##### INPUT RECORDS

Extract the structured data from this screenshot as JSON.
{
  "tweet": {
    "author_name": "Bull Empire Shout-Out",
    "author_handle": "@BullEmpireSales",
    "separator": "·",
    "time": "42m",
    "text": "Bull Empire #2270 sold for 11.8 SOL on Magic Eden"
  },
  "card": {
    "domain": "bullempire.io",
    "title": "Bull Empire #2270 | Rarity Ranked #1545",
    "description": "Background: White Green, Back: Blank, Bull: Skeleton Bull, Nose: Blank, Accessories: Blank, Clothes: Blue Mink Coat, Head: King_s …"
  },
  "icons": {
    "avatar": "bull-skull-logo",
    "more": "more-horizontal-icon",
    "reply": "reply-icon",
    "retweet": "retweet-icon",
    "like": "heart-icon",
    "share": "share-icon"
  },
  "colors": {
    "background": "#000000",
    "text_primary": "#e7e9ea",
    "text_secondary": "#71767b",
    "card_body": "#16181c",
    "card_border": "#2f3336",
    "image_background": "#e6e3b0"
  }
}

##########

INSTRUCTIONS FOR THE TASK:
All of the entries should be written out again exactly.

COMPLETED TASK:
Extract the structured data from this screenshot as JSON.
{
  "tweet": {
    "author_name": "Bull Empire Shout-Out",
    "author_handle": "@BullEmpireSales",
    "separator": "·",
    "time": "42m",
    "text": "Bull Empire #2270 sold for 11.8 SOL on Magic Eden"
  },
  "card": {
    "domain": "bullempire.io",
    "title": "Bull Empire #2270 | Rarity Ranked #1545",
    "description": "Background: White Green, Back: Blank, Bull: Skeleton Bull, Nose: Blank, Accessories: Blank, Clothes: Blue Mink Coat, Head: King_s …"
  },
  "icons": {
    "avatar": "bull-skull-logo",
    "more": "more-horizontal-icon",
    "reply": "reply-icon",
    "retweet": "retweet-icon",
    "like": "heart-icon",
    "share": "share-icon"
  },
  "colors": {
    "background": "#000000",
    "text_primary": "#e7e9ea",
    "text_secondary": "#71767b",
    "card_body": "#16181c",
    "card_border": "#2f3336",
    "image_background": "#e6e3b0"
  }
}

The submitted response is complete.